### REQUIREMENT
Give the number of lines in the listing below that include the word "xlabel", with nothing more.
######
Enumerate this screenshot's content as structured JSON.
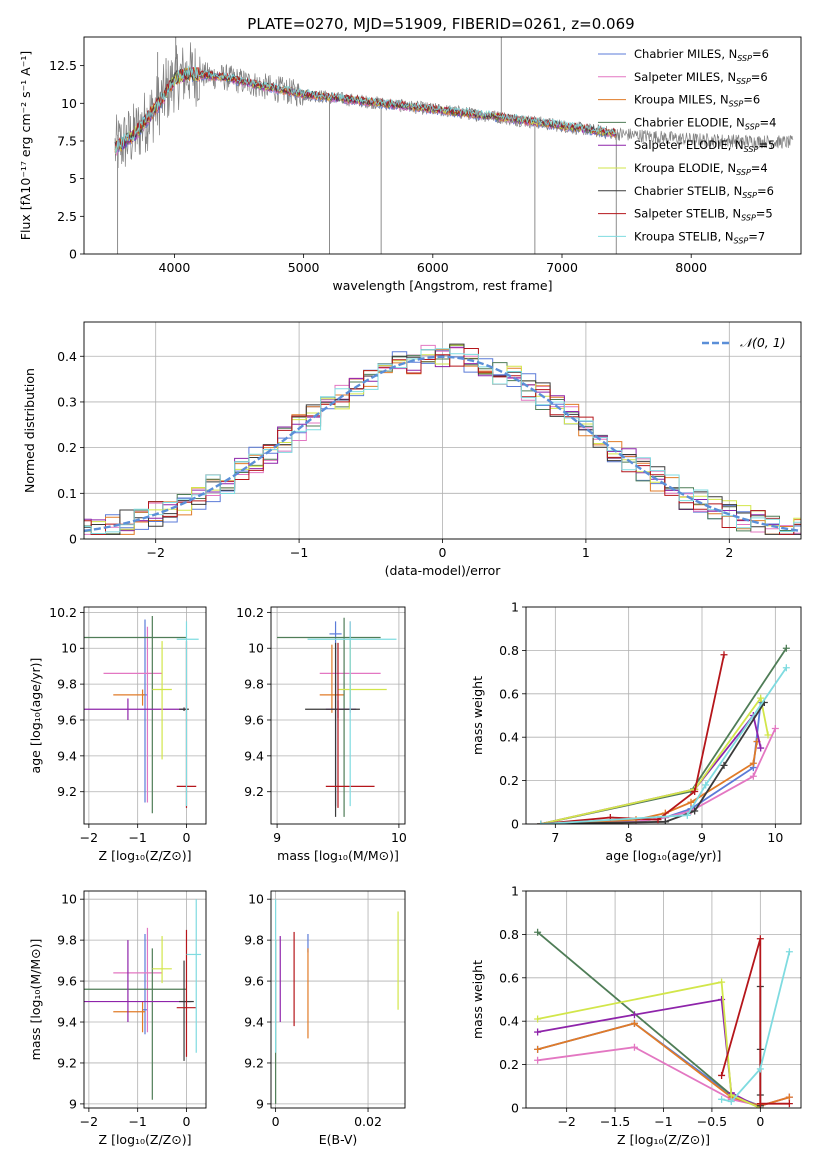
{
  "figure": {
    "title": "PLATE=0270, MJD=51909, FIBERID=0261, z=0.069"
  },
  "series": [
    {
      "name": "Chabrier MILES, N",
      "sub": "SSP",
      "suffix": "=6",
      "color": "#5b7bd8"
    },
    {
      "name": "Salpeter MILES, N",
      "sub": "SSP",
      "suffix": "=6",
      "color": "#e377c2"
    },
    {
      "name": "Kroupa MILES, N",
      "sub": "SSP",
      "suffix": "=6",
      "color": "#e07b28"
    },
    {
      "name": "Chabrier ELODIE, N",
      "sub": "SSP",
      "suffix": "=4",
      "color": "#4f7d57"
    },
    {
      "name": "Salpeter ELODIE, N",
      "sub": "SSP",
      "suffix": "=5",
      "color": "#8e24aa"
    },
    {
      "name": "Kroupa ELODIE, N",
      "sub": "SSP",
      "suffix": "=4",
      "color": "#d2e64a"
    },
    {
      "name": "Chabrier STELIB, N",
      "sub": "SSP",
      "suffix": "=6",
      "color": "#3a3a3a"
    },
    {
      "name": "Salpeter STELIB, N",
      "sub": "SSP",
      "suffix": "=5",
      "color": "#b5161b"
    },
    {
      "name": "Kroupa STELIB, N",
      "sub": "SSP",
      "suffix": "=7",
      "color": "#7fdbe0"
    }
  ],
  "chart_data": [
    {
      "id": "spectrum",
      "type": "line",
      "xlabel": "wavelength [Angstrom, rest frame]",
      "ylabel": "Flux [fλ10⁻¹⁷ erg cm⁻² s⁻¹ A⁻¹]",
      "xlim": [
        3300,
        8850
      ],
      "ylim": [
        0,
        14.4
      ],
      "xticks": [
        4000,
        5000,
        6000,
        7000,
        8000
      ],
      "yticks": [
        0.0,
        2.5,
        5.0,
        7.5,
        10.0,
        12.5
      ],
      "data_color": "#808080",
      "data_range": [
        3540,
        8790
      ],
      "model_range": [
        3540,
        7420
      ],
      "continuum": [
        [
          3540,
          7.0
        ],
        [
          3700,
          8.0
        ],
        [
          3900,
          10.2
        ],
        [
          4000,
          11.6
        ],
        [
          4100,
          12.0
        ],
        [
          4400,
          11.7
        ],
        [
          4700,
          11.1
        ],
        [
          5000,
          10.6
        ],
        [
          5500,
          10.1
        ],
        [
          6000,
          9.6
        ],
        [
          6500,
          9.1
        ],
        [
          7000,
          8.5
        ],
        [
          7400,
          8.0
        ],
        [
          8000,
          7.6
        ],
        [
          8790,
          7.4
        ]
      ],
      "spikes": [
        [
          3560,
          0.0
        ],
        [
          3870,
          13.4
        ],
        [
          3935,
          13.0
        ],
        [
          4010,
          14.4
        ],
        [
          5200,
          0.0
        ],
        [
          5600,
          0.0
        ],
        [
          6530,
          14.4
        ],
        [
          6790,
          0.0
        ],
        [
          7420,
          0.0
        ]
      ],
      "legend": "top-right"
    },
    {
      "id": "residuals",
      "type": "step",
      "xlabel": "(data-model)/error",
      "ylabel": "Normed distribution",
      "xlim": [
        -2.5,
        2.5
      ],
      "ylim": [
        0.0,
        0.475
      ],
      "xticks": [
        -2,
        -1,
        0,
        1,
        2
      ],
      "yticks": [
        0.0,
        0.1,
        0.2,
        0.3,
        0.4
      ],
      "grid": true,
      "bin_width": 0.1,
      "reference": {
        "label": "𝒩(0, 1)",
        "color": "#5b8fd8",
        "mu": 0,
        "sigma": 1
      },
      "legend": "top-right"
    },
    {
      "id": "age_vs_Z",
      "type": "errorbar",
      "xlabel": "Z [log₁₀(Z/Z⊙)]",
      "ylabel": "age  [log₁₀(age/yr)]",
      "xlim": [
        -2.1,
        0.4
      ],
      "ylim": [
        9.02,
        10.23
      ],
      "xticks": [
        -2,
        -1,
        0
      ],
      "yticks": [
        9.2,
        9.4,
        9.6,
        9.8,
        10.0,
        10.2
      ],
      "grid": true,
      "points": [
        {
          "series": 0,
          "x": -0.85,
          "y": 9.74,
          "xerr": [
            0.05,
            0.05
          ],
          "yerr": [
            0.6,
            0.42
          ]
        },
        {
          "series": 1,
          "x": -0.8,
          "y": 9.86,
          "xerr": [
            0.9,
            0.3
          ],
          "yerr": [
            0.72,
            0.26
          ]
        },
        {
          "series": 2,
          "x": -0.9,
          "y": 9.74,
          "xerr": [
            0.6,
            0.05
          ],
          "yerr": [
            0.06,
            0.03
          ]
        },
        {
          "series": 3,
          "x": -0.7,
          "y": 10.06,
          "xerr": [
            1.4,
            0.7
          ],
          "yerr": [
            0.98,
            0.12
          ]
        },
        {
          "series": 4,
          "x": -1.2,
          "y": 9.66,
          "xerr": [
            0.9,
            1.2
          ],
          "yerr": [
            0.06,
            0.06
          ]
        },
        {
          "series": 5,
          "x": -0.5,
          "y": 9.77,
          "xerr": [
            0.2,
            0.2
          ],
          "yerr": [
            0.39,
            0.27
          ]
        },
        {
          "series": 6,
          "x": -0.05,
          "y": 9.66,
          "xerr": [
            0.1,
            0.1
          ],
          "yerr": [
            0.01,
            0.01
          ]
        },
        {
          "series": 7,
          "x": -0.0,
          "y": 9.23,
          "xerr": [
            0.2,
            0.2
          ],
          "yerr": [
            0.12,
            0.81
          ]
        },
        {
          "series": 8,
          "x": 0.0,
          "y": 10.05,
          "xerr": [
            0.2,
            0.25
          ],
          "yerr": [
            0.93,
            0.1
          ]
        }
      ]
    },
    {
      "id": "age_vs_mass",
      "type": "errorbar",
      "xlabel": "mass [log₁₀(M/M⊙)]",
      "ylabel": "",
      "xlim": [
        8.95,
        10.05
      ],
      "ylim": [
        9.02,
        10.23
      ],
      "xticks": [
        9,
        10
      ],
      "yticks": [
        9.2,
        9.4,
        9.6,
        9.8,
        10.0,
        10.2
      ],
      "grid": true,
      "points": [
        {
          "series": 0,
          "x": 9.48,
          "y": 10.08,
          "xerr": [
            0.05,
            0.05
          ],
          "yerr": [
            0.96,
            0.07
          ]
        },
        {
          "series": 1,
          "x": 9.6,
          "y": 9.86,
          "xerr": [
            0.25,
            0.25
          ],
          "yerr": [
            0.22,
            0.29
          ]
        },
        {
          "series": 2,
          "x": 9.45,
          "y": 9.74,
          "xerr": [
            0.1,
            0.1
          ],
          "yerr": [
            0.1,
            0.28
          ]
        },
        {
          "series": 3,
          "x": 9.55,
          "y": 10.06,
          "xerr": [
            0.55,
            0.3
          ],
          "yerr": [
            1.0,
            0.11
          ]
        },
        {
          "series": 4,
          "x": 9.5,
          "y": 9.66,
          "xerr": [
            0.1,
            0.15
          ],
          "yerr": [
            0.05,
            0.05
          ]
        },
        {
          "series": 5,
          "x": 9.6,
          "y": 9.77,
          "xerr": [
            0.1,
            0.3
          ],
          "yerr": [
            0.07,
            0.27
          ]
        },
        {
          "series": 6,
          "x": 9.48,
          "y": 9.66,
          "xerr": [
            0.25,
            0.2
          ],
          "yerr": [
            0.6,
            0.37
          ]
        },
        {
          "series": 7,
          "x": 9.5,
          "y": 9.23,
          "xerr": [
            0.1,
            0.3
          ],
          "yerr": [
            0.12,
            0.8
          ]
        },
        {
          "series": 8,
          "x": 9.6,
          "y": 10.05,
          "xerr": [
            0.35,
            0.38
          ],
          "yerr": [
            0.93,
            0.1
          ]
        }
      ]
    },
    {
      "id": "massweight_vs_age",
      "type": "line",
      "xlabel": "age  [log₁₀(age/yr)]",
      "ylabel": "mass weight",
      "xlim": [
        6.6,
        10.35
      ],
      "ylim": [
        0.0,
        1.0
      ],
      "xticks": [
        7,
        8,
        9,
        10
      ],
      "yticks": [
        0.0,
        0.2,
        0.4,
        0.6,
        0.8,
        1.0
      ],
      "grid": true,
      "series": [
        {
          "series": 0,
          "x": [
            6.8,
            8.1,
            8.5,
            8.85,
            9.7,
            9.8
          ],
          "y": [
            0.0,
            0.01,
            0.03,
            0.07,
            0.26,
            0.56
          ]
        },
        {
          "series": 1,
          "x": [
            6.8,
            8.1,
            8.5,
            8.85,
            9.7,
            10.0
          ],
          "y": [
            0.0,
            0.01,
            0.03,
            0.06,
            0.22,
            0.44
          ]
        },
        {
          "series": 2,
          "x": [
            6.8,
            8.1,
            8.5,
            8.85,
            9.7,
            9.75
          ],
          "y": [
            0.0,
            0.02,
            0.05,
            0.1,
            0.28,
            0.38
          ]
        },
        {
          "series": 3,
          "x": [
            6.8,
            8.85,
            10.15
          ],
          "y": [
            0.0,
            0.15,
            0.81
          ]
        },
        {
          "series": 4,
          "x": [
            6.8,
            8.9,
            9.7,
            9.8
          ],
          "y": [
            0.0,
            0.16,
            0.5,
            0.35
          ]
        },
        {
          "series": 5,
          "x": [
            6.8,
            8.9,
            9.8,
            9.9
          ],
          "y": [
            0.0,
            0.16,
            0.58,
            0.41
          ]
        },
        {
          "series": 6,
          "x": [
            6.8,
            8.5,
            8.9,
            9.3,
            9.85
          ],
          "y": [
            0.0,
            0.01,
            0.06,
            0.27,
            0.56
          ]
        },
        {
          "series": 7,
          "x": [
            6.8,
            7.75,
            8.4,
            8.9,
            9.3
          ],
          "y": [
            0.0,
            0.03,
            0.02,
            0.15,
            0.78
          ]
        },
        {
          "series": 8,
          "x": [
            6.8,
            8.8,
            9.05,
            10.15
          ],
          "y": [
            0.0,
            0.04,
            0.18,
            0.72
          ]
        }
      ]
    },
    {
      "id": "mass_vs_Z",
      "type": "errorbar",
      "xlabel": "Z [log₁₀(Z/Z⊙)]",
      "ylabel": "mass [log₁₀(M/M⊙)]",
      "xlim": [
        -2.1,
        0.4
      ],
      "ylim": [
        8.98,
        10.04
      ],
      "xticks": [
        -2,
        -1,
        0
      ],
      "yticks": [
        9.0,
        9.2,
        9.4,
        9.6,
        9.8,
        10.0
      ],
      "grid": true,
      "points": [
        {
          "series": 0,
          "x": -0.85,
          "y": 9.46,
          "xerr": [
            0.05,
            0.05
          ],
          "yerr": [
            0.12,
            0.37
          ]
        },
        {
          "series": 1,
          "x": -0.8,
          "y": 9.64,
          "xerr": [
            0.7,
            0.3
          ],
          "yerr": [
            0.29,
            0.22
          ]
        },
        {
          "series": 2,
          "x": -0.9,
          "y": 9.45,
          "xerr": [
            0.6,
            0.05
          ],
          "yerr": [
            0.1,
            0.05
          ]
        },
        {
          "series": 3,
          "x": -0.7,
          "y": 9.56,
          "xerr": [
            1.4,
            0.7
          ],
          "yerr": [
            0.54,
            0.2
          ]
        },
        {
          "series": 4,
          "x": -1.2,
          "y": 9.5,
          "xerr": [
            0.9,
            1.3
          ],
          "yerr": [
            0.1,
            0.3
          ]
        },
        {
          "series": 5,
          "x": -0.5,
          "y": 9.66,
          "xerr": [
            0.2,
            0.2
          ],
          "yerr": [
            0.07,
            0.16
          ]
        },
        {
          "series": 6,
          "x": -0.05,
          "y": 9.5,
          "xerr": [
            0.1,
            0.2
          ],
          "yerr": [
            0.29,
            0.2
          ]
        },
        {
          "series": 7,
          "x": 0.0,
          "y": 9.47,
          "xerr": [
            0.2,
            0.2
          ],
          "yerr": [
            0.24,
            0.38
          ]
        },
        {
          "series": 8,
          "x": 0.2,
          "y": 9.73,
          "xerr": [
            0.2,
            0.1
          ],
          "yerr": [
            0.48,
            0.27
          ]
        }
      ]
    },
    {
      "id": "mass_vs_EBV",
      "type": "errorbar",
      "xlabel": "E(B-V)",
      "ylabel": "",
      "xlim": [
        -0.001,
        0.028
      ],
      "ylim": [
        8.98,
        10.04
      ],
      "xticks": [
        0.0,
        0.02
      ],
      "yticks": [
        9.0,
        9.2,
        9.4,
        9.6,
        9.8,
        10.0
      ],
      "grid": true,
      "points": [
        {
          "series": 0,
          "x": 0.007,
          "y": 9.8,
          "xerr": [
            0.0,
            0.0
          ],
          "yerr": [
            0.06,
            0.03
          ]
        },
        {
          "series": 2,
          "x": 0.007,
          "y": 9.6,
          "xerr": [
            0.0,
            0.0
          ],
          "yerr": [
            0.28,
            0.16
          ]
        },
        {
          "series": 3,
          "x": 0.0,
          "y": 9.5,
          "xerr": [
            0.0,
            0.0
          ],
          "yerr": [
            0.5,
            0.3
          ]
        },
        {
          "series": 4,
          "x": 0.001,
          "y": 9.6,
          "xerr": [
            0.0,
            0.0
          ],
          "yerr": [
            0.2,
            0.22
          ]
        },
        {
          "series": 5,
          "x": 0.0265,
          "y": 9.7,
          "xerr": [
            0.0,
            0.0
          ],
          "yerr": [
            0.24,
            0.24
          ]
        },
        {
          "series": 7,
          "x": 0.004,
          "y": 9.6,
          "xerr": [
            0.0,
            0.0
          ],
          "yerr": [
            0.22,
            0.24
          ]
        },
        {
          "series": 8,
          "x": 0.0,
          "y": 9.7,
          "xerr": [
            0.0,
            0.0
          ],
          "yerr": [
            0.45,
            0.3
          ]
        }
      ]
    },
    {
      "id": "massweight_vs_Z",
      "type": "line",
      "xlabel": "Z [log₁₀(Z/Z⊙)]",
      "ylabel": "mass weight",
      "xlim": [
        -2.42,
        0.42
      ],
      "ylim": [
        0.0,
        1.0
      ],
      "xticks": [
        -2.0,
        -1.5,
        -1.0,
        -0.5,
        0.0
      ],
      "yticks": [
        0.0,
        0.2,
        0.4,
        0.6,
        0.8,
        1.0
      ],
      "grid": true,
      "series": [
        {
          "series": 0,
          "x": [
            -2.3,
            -1.3,
            -0.3,
            0.0,
            0.3
          ],
          "y": [
            0.27,
            0.39,
            0.06,
            0.01,
            0.05
          ]
        },
        {
          "series": 1,
          "x": [
            -2.3,
            -1.3,
            -0.3,
            0.0,
            0.3
          ],
          "y": [
            0.22,
            0.28,
            0.04,
            0.01,
            0.05
          ]
        },
        {
          "series": 2,
          "x": [
            -2.3,
            -1.3,
            -0.3,
            0.0,
            0.3
          ],
          "y": [
            0.27,
            0.39,
            0.05,
            0.01,
            0.05
          ]
        },
        {
          "series": 3,
          "x": [
            -2.3,
            -0.3,
            0.0
          ],
          "y": [
            0.81,
            0.06,
            0.0
          ]
        },
        {
          "series": 4,
          "x": [
            -2.3,
            -1.3,
            -0.4,
            -0.3,
            0.0
          ],
          "y": [
            0.35,
            0.43,
            0.5,
            0.07,
            0.0
          ]
        },
        {
          "series": 5,
          "x": [
            -2.3,
            -0.4,
            -0.3,
            0.0
          ],
          "y": [
            0.41,
            0.58,
            0.06,
            0.0
          ]
        },
        {
          "series": 6,
          "x": [
            0.0,
            0.0,
            0.0,
            0.0
          ],
          "y": [
            0.56,
            0.27,
            0.06,
            0.01
          ]
        },
        {
          "series": 7,
          "x": [
            -0.4,
            0.0,
            0.0,
            0.3
          ],
          "y": [
            0.15,
            0.78,
            0.02,
            0.02
          ]
        },
        {
          "series": 8,
          "x": [
            -0.4,
            -0.3,
            0.0,
            0.3
          ],
          "y": [
            0.04,
            0.03,
            0.18,
            0.72
          ]
        }
      ]
    }
  ]
}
######
### RESULT OF THE TASK
8